Make an exact copy of all the material below, apart from the pictures.

- **Data records**:
________________

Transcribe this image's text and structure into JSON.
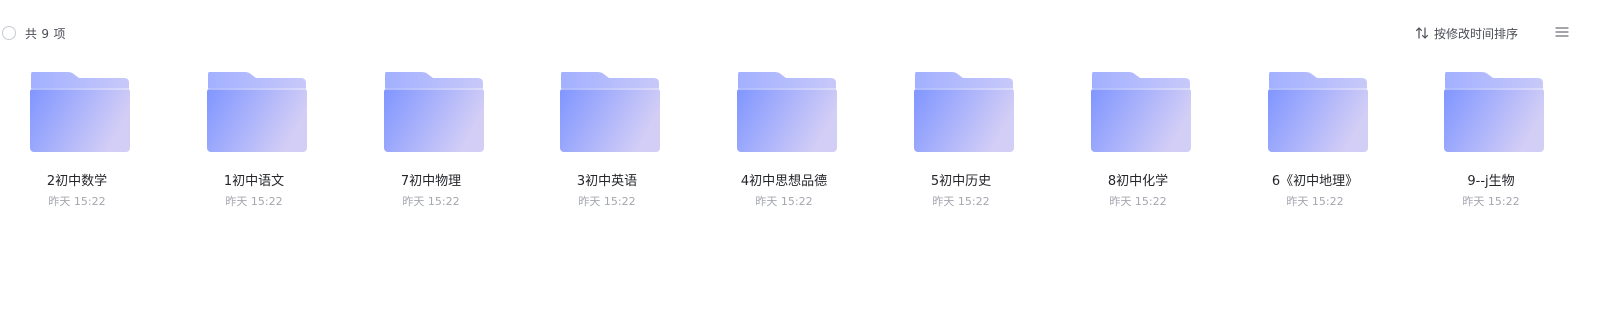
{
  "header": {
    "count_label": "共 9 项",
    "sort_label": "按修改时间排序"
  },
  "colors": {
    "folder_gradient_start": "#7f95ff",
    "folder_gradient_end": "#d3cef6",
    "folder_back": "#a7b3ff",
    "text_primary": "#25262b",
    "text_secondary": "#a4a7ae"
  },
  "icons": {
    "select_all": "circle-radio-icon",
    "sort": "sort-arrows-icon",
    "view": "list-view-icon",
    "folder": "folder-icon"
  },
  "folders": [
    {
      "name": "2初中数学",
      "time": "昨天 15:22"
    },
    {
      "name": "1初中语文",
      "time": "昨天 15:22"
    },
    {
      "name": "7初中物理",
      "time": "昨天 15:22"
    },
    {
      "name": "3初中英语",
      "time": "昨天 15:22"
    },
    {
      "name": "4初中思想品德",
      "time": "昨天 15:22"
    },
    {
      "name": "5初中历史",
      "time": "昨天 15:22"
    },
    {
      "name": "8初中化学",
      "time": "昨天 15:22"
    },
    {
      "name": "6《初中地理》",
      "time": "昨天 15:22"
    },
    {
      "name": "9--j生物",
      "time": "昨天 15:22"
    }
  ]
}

________________

- **Task answer**:
Transcribe this image's text and structure into JSON.
{
  "header": {
    "count_label": "共 9 项",
    "sort_label": "按修改时间排序"
  },
  "colors": {
    "folder_gradient_start": "#7f95ff",
    "folder_gradient_end": "#d3cef6",
    "folder_back": "#a7b3ff",
    "text_primary": "#25262b",
    "text_secondary": "#a4a7ae"
  },
  "icons": {
    "select_all": "circle-radio-icon",
    "sort": "sort-arrows-icon",
    "view": "list-view-icon",
    "folder": "folder-icon"
  },
  "folders": [
    {
      "name": "2初中数学",
      "time": "昨天 15:22"
    },
    {
      "name": "1初中语文",
      "time": "昨天 15:22"
    },
    {
      "name": "7初中物理",
      "time": "昨天 15:22"
    },
    {
      "name": "3初中英语",
      "time": "昨天 15:22"
    },
    {
      "name": "4初中思想品德",
      "time": "昨天 15:22"
    },
    {
      "name": "5初中历史",
      "time": "昨天 15:22"
    },
    {
      "name": "8初中化学",
      "time": "昨天 15:22"
    },
    {
      "name": "6《初中地理》",
      "time": "昨天 15:22"
    },
    {
      "name": "9--j生物",
      "time": "昨天 15:22"
    }
  ]
}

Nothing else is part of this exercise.